-- begin Records to use --
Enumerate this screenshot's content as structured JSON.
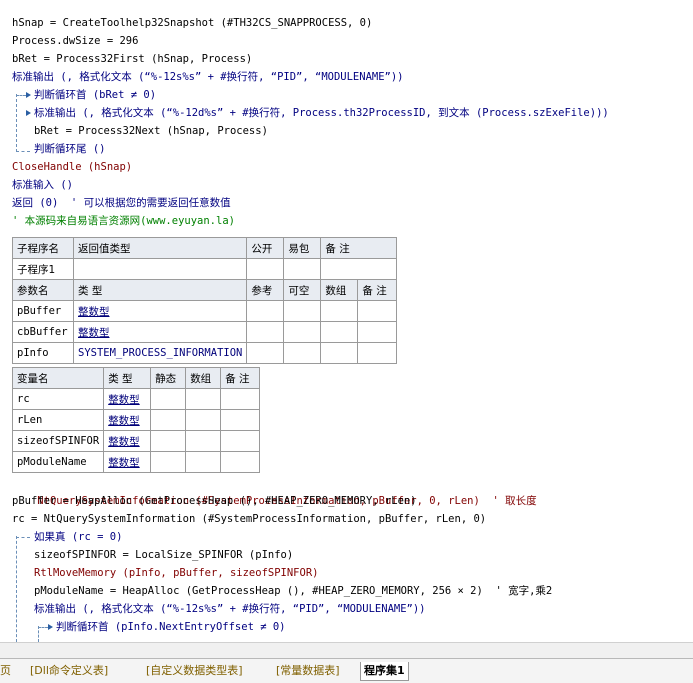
{
  "code_lines_top": [
    "hSnap = CreateToolhelp32Snapshot (#TH32CS_SNAPPROCESS, 0)",
    "Process.dwSize = 296",
    "bRet = Process32First (hSnap, Process)",
    "标准输出 (, 格式化文本 (“%-12s%s” + #换行符, “PID”, “MODULENAME”))",
    "判断循环首 (bRet ≠ 0)",
    "标准输出 (, 格式化文本 (“%-12d%s” + #换行符, Process.th32ProcessID, 到文本 (Process.szExeFile)))",
    "bRet = Process32Next (hSnap, Process)",
    "判断循环尾 ()",
    "CloseHandle (hSnap)",
    "标准输入 ()",
    "返回 (0)  ' 可以根据您的需要返回任意数值",
    "' 本源码来自易语言资源网(www.eyuyan.la)"
  ],
  "sub_table": {
    "headers": [
      "子程序名",
      "返回值类型",
      "公开",
      "易包",
      "备 注"
    ],
    "row": [
      "子程序1",
      "",
      "",
      "",
      ""
    ],
    "param_headers": [
      "参数名",
      "类 型",
      "参考",
      "可空",
      "数组",
      "备 注"
    ],
    "params": [
      {
        "name": "pBuffer",
        "type": "整数型"
      },
      {
        "name": "cbBuffer",
        "type": "整数型"
      },
      {
        "name": "pInfo",
        "type": "SYSTEM_PROCESS_INFORMATION"
      }
    ]
  },
  "var_table": {
    "headers": [
      "变量名",
      "类 型",
      "静态",
      "数组",
      "备 注"
    ],
    "vars": [
      {
        "name": "rc",
        "type": "整数型"
      },
      {
        "name": "rLen",
        "type": "整数型"
      },
      {
        "name": "sizeofSPINFOR",
        "type": "整数型"
      },
      {
        "name": "pModuleName",
        "type": "整数型"
      }
    ]
  },
  "code_lines_bottom": [
    "NtQuerySystemInformation (#SystemProcessInformation, pBuffer, 0, rLen)  ' 取长度",
    "pBuffer = HeapAlloc (GetProcessHeap (), #HEAP_ZERO_MEMORY, rLen)",
    "rc = NtQuerySystemInformation (#SystemProcessInformation, pBuffer, rLen, 0)",
    "如果真 (rc = 0)",
    "sizeofSPINFOR = LocalSize_SPINFOR (pInfo)",
    "RtlMoveMemory (pInfo, pBuffer, sizeofSPINFOR)",
    "pModuleName = HeapAlloc (GetProcessHeap (), #HEAP_ZERO_MEMORY, 256 × 2)  ' 宽字,乘2",
    "标准输出 (, 格式化文本 (“%-12s%s” + #换行符, “PID”, “MODULENAME”))",
    "判断循环首 (pInfo.NextEntryOffset ≠ 0)"
  ],
  "tabs": [
    "页",
    "[Dll命令定义表]",
    "[自定义数据类型表]",
    "[常量数据表]",
    "程序集1"
  ],
  "colors": {
    "keyword": "#000080",
    "function": "#800000",
    "comment": "#008000",
    "type_link": "#00007a"
  }
}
-- end Records to use --
Stated problem —
Pictures don't belong in the copy. Transcribe every record exactly as it appears.

Written answer —
Enumerate this screenshot's content as structured JSON.
{
  "code_lines_top": [
    "hSnap = CreateToolhelp32Snapshot (#TH32CS_SNAPPROCESS, 0)",
    "Process.dwSize = 296",
    "bRet = Process32First (hSnap, Process)",
    "标准输出 (, 格式化文本 (“%-12s%s” + #换行符, “PID”, “MODULENAME”))",
    "判断循环首 (bRet ≠ 0)",
    "标准输出 (, 格式化文本 (“%-12d%s” + #换行符, Process.th32ProcessID, 到文本 (Process.szExeFile)))",
    "bRet = Process32Next (hSnap, Process)",
    "判断循环尾 ()",
    "CloseHandle (hSnap)",
    "标准输入 ()",
    "返回 (0)  ' 可以根据您的需要返回任意数值",
    "' 本源码来自易语言资源网(www.eyuyan.la)"
  ],
  "sub_table": {
    "headers": [
      "子程序名",
      "返回值类型",
      "公开",
      "易包",
      "备 注"
    ],
    "row": [
      "子程序1",
      "",
      "",
      "",
      ""
    ],
    "param_headers": [
      "参数名",
      "类 型",
      "参考",
      "可空",
      "数组",
      "备 注"
    ],
    "params": [
      {
        "name": "pBuffer",
        "type": "整数型"
      },
      {
        "name": "cbBuffer",
        "type": "整数型"
      },
      {
        "name": "pInfo",
        "type": "SYSTEM_PROCESS_INFORMATION"
      }
    ]
  },
  "var_table": {
    "headers": [
      "变量名",
      "类 型",
      "静态",
      "数组",
      "备 注"
    ],
    "vars": [
      {
        "name": "rc",
        "type": "整数型"
      },
      {
        "name": "rLen",
        "type": "整数型"
      },
      {
        "name": "sizeofSPINFOR",
        "type": "整数型"
      },
      {
        "name": "pModuleName",
        "type": "整数型"
      }
    ]
  },
  "code_lines_bottom": [
    "NtQuerySystemInformation (#SystemProcessInformation, pBuffer, 0, rLen)  ' 取长度",
    "pBuffer = HeapAlloc (GetProcessHeap (), #HEAP_ZERO_MEMORY, rLen)",
    "rc = NtQuerySystemInformation (#SystemProcessInformation, pBuffer, rLen, 0)",
    "如果真 (rc = 0)",
    "sizeofSPINFOR = LocalSize_SPINFOR (pInfo)",
    "RtlMoveMemory (pInfo, pBuffer, sizeofSPINFOR)",
    "pModuleName = HeapAlloc (GetProcessHeap (), #HEAP_ZERO_MEMORY, 256 × 2)  ' 宽字,乘2",
    "标准输出 (, 格式化文本 (“%-12s%s” + #换行符, “PID”, “MODULENAME”))",
    "判断循环首 (pInfo.NextEntryOffset ≠ 0)"
  ],
  "tabs": [
    "页",
    "[Dll命令定义表]",
    "[自定义数据类型表]",
    "[常量数据表]",
    "程序集1"
  ],
  "colors": {
    "keyword": "#000080",
    "function": "#800000",
    "comment": "#008000",
    "type_link": "#00007a"
  }
}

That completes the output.